-- begin Provided information --

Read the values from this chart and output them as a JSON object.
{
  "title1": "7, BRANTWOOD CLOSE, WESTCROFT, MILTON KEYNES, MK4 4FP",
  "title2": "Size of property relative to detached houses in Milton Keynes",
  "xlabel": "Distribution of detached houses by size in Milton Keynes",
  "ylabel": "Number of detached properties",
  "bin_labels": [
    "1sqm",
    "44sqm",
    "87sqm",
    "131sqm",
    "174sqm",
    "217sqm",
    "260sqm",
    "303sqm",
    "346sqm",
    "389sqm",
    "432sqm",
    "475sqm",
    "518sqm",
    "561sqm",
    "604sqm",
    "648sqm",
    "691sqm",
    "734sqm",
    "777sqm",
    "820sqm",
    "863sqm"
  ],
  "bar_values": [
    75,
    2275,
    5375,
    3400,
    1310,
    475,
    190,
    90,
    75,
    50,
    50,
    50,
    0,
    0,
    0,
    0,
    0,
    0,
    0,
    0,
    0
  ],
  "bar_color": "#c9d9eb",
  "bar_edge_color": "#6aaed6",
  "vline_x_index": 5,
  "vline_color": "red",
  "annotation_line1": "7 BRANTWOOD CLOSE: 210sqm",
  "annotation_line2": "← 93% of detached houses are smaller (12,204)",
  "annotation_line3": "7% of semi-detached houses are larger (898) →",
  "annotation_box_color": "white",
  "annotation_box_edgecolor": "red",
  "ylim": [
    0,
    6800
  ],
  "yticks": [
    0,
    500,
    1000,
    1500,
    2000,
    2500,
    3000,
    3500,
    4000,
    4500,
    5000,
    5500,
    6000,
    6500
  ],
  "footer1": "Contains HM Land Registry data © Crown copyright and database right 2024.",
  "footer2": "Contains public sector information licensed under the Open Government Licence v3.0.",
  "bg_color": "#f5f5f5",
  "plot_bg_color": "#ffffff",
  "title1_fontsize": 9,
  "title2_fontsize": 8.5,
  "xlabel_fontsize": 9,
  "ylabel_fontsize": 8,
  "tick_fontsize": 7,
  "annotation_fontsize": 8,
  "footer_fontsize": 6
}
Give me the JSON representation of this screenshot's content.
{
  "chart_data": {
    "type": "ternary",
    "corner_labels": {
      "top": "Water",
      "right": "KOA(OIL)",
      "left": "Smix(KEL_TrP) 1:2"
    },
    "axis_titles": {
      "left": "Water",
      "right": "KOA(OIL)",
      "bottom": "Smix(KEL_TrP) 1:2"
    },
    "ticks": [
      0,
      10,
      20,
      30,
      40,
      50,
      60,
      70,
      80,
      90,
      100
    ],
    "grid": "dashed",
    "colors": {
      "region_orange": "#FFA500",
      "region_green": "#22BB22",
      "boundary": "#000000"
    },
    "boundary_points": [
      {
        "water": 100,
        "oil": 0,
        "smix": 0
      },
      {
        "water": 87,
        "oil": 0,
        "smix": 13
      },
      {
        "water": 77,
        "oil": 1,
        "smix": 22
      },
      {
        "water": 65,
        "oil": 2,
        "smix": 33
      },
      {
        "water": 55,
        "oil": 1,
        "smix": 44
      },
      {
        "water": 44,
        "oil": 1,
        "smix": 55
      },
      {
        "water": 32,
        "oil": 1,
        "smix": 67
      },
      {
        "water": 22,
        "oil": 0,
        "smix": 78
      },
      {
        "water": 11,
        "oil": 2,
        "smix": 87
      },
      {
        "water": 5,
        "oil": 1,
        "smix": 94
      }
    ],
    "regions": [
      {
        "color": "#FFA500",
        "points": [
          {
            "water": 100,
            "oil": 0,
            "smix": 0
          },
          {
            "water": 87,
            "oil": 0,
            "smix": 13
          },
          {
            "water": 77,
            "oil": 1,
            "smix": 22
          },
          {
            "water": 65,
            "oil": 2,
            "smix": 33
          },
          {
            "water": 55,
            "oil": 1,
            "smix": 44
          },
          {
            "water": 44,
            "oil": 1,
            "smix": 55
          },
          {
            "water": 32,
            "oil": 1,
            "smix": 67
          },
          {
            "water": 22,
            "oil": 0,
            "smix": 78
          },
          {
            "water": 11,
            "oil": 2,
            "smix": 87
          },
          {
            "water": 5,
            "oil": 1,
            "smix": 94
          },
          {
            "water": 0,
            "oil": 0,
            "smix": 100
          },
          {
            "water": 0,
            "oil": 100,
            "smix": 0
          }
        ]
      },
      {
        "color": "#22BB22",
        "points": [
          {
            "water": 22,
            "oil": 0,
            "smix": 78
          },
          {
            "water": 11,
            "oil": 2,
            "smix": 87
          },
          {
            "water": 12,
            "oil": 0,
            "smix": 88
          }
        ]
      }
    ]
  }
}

-- end Provided information --

* Exercise objective
Reproduce all the data word for word.

* Written response
Read the values from this chart and output them as a JSON object.
{
  "title1": "7, BRANTWOOD CLOSE, WESTCROFT, MILTON KEYNES, MK4 4FP",
  "title2": "Size of property relative to detached houses in Milton Keynes",
  "xlabel": "Distribution of detached houses by size in Milton Keynes",
  "ylabel": "Number of detached properties",
  "bin_labels": [
    "1sqm",
    "44sqm",
    "87sqm",
    "131sqm",
    "174sqm",
    "217sqm",
    "260sqm",
    "303sqm",
    "346sqm",
    "389sqm",
    "432sqm",
    "475sqm",
    "518sqm",
    "561sqm",
    "604sqm",
    "648sqm",
    "691sqm",
    "734sqm",
    "777sqm",
    "820sqm",
    "863sqm"
  ],
  "bar_values": [
    75,
    2275,
    5375,
    3400,
    1310,
    475,
    190,
    90,
    75,
    50,
    50,
    50,
    0,
    0,
    0,
    0,
    0,
    0,
    0,
    0,
    0
  ],
  "bar_color": "#c9d9eb",
  "bar_edge_color": "#6aaed6",
  "vline_x_index": 5,
  "vline_color": "red",
  "annotation_line1": "7 BRANTWOOD CLOSE: 210sqm",
  "annotation_line2": "← 93% of detached houses are smaller (12,204)",
  "annotation_line3": "7% of semi-detached houses are larger (898) →",
  "annotation_box_color": "white",
  "annotation_box_edgecolor": "red",
  "ylim": [
    0,
    6800
  ],
  "yticks": [
    0,
    500,
    1000,
    1500,
    2000,
    2500,
    3000,
    3500,
    4000,
    4500,
    5000,
    5500,
    6000,
    6500
  ],
  "footer1": "Contains HM Land Registry data © Crown copyright and database right 2024.",
  "footer2": "Contains public sector information licensed under the Open Government Licence v3.0.",
  "bg_color": "#f5f5f5",
  "plot_bg_color": "#ffffff",
  "title1_fontsize": 9,
  "title2_fontsize": 8.5,
  "xlabel_fontsize": 9,
  "ylabel_fontsize": 8,
  "tick_fontsize": 7,
  "annotation_fontsize": 8,
  "footer_fontsize": 6
}
Give me the JSON representation of this screenshot's content.
{
  "chart_data": {
    "type": "ternary",
    "corner_labels": {
      "top": "Water",
      "right": "KOA(OIL)",
      "left": "Smix(KEL_TrP) 1:2"
    },
    "axis_titles": {
      "left": "Water",
      "right": "KOA(OIL)",
      "bottom": "Smix(KEL_TrP) 1:2"
    },
    "ticks": [
      0,
      10,
      20,
      30,
      40,
      50,
      60,
      70,
      80,
      90,
      100
    ],
    "grid": "dashed",
    "colors": {
      "region_orange": "#FFA500",
      "region_green": "#22BB22",
      "boundary": "#000000"
    },
    "boundary_points": [
      {
        "water": 100,
        "oil": 0,
        "smix": 0
      },
      {
        "water": 87,
        "oil": 0,
        "smix": 13
      },
      {
        "water": 77,
        "oil": 1,
        "smix": 22
      },
      {
        "water": 65,
        "oil": 2,
        "smix": 33
      },
      {
        "water": 55,
        "oil": 1,
        "smix": 44
      },
      {
        "water": 44,
        "oil": 1,
        "smix": 55
      },
      {
        "water": 32,
        "oil": 1,
        "smix": 67
      },
      {
        "water": 22,
        "oil": 0,
        "smix": 78
      },
      {
        "water": 11,
        "oil": 2,
        "smix": 87
      },
      {
        "water": 5,
        "oil": 1,
        "smix": 94
      }
    ],
    "regions": [
      {
        "color": "#FFA500",
        "points": [
          {
            "water": 100,
            "oil": 0,
            "smix": 0
          },
          {
            "water": 87,
            "oil": 0,
            "smix": 13
          },
          {
            "water": 77,
            "oil": 1,
            "smix": 22
          },
          {
            "water": 65,
            "oil": 2,
            "smix": 33
          },
          {
            "water": 55,
            "oil": 1,
            "smix": 44
          },
          {
            "water": 44,
            "oil": 1,
            "smix": 55
          },
          {
            "water": 32,
            "oil": 1,
            "smix": 67
          },
          {
            "water": 22,
            "oil": 0,
            "smix": 78
          },
          {
            "water": 11,
            "oil": 2,
            "smix": 87
          },
          {
            "water": 5,
            "oil": 1,
            "smix": 94
          },
          {
            "water": 0,
            "oil": 0,
            "smix": 100
          },
          {
            "water": 0,
            "oil": 100,
            "smix": 0
          }
        ]
      },
      {
        "color": "#22BB22",
        "points": [
          {
            "water": 22,
            "oil": 0,
            "smix": 78
          },
          {
            "water": 11,
            "oil": 2,
            "smix": 87
          },
          {
            "water": 12,
            "oil": 0,
            "smix": 88
          }
        ]
      }
    ]
  }
}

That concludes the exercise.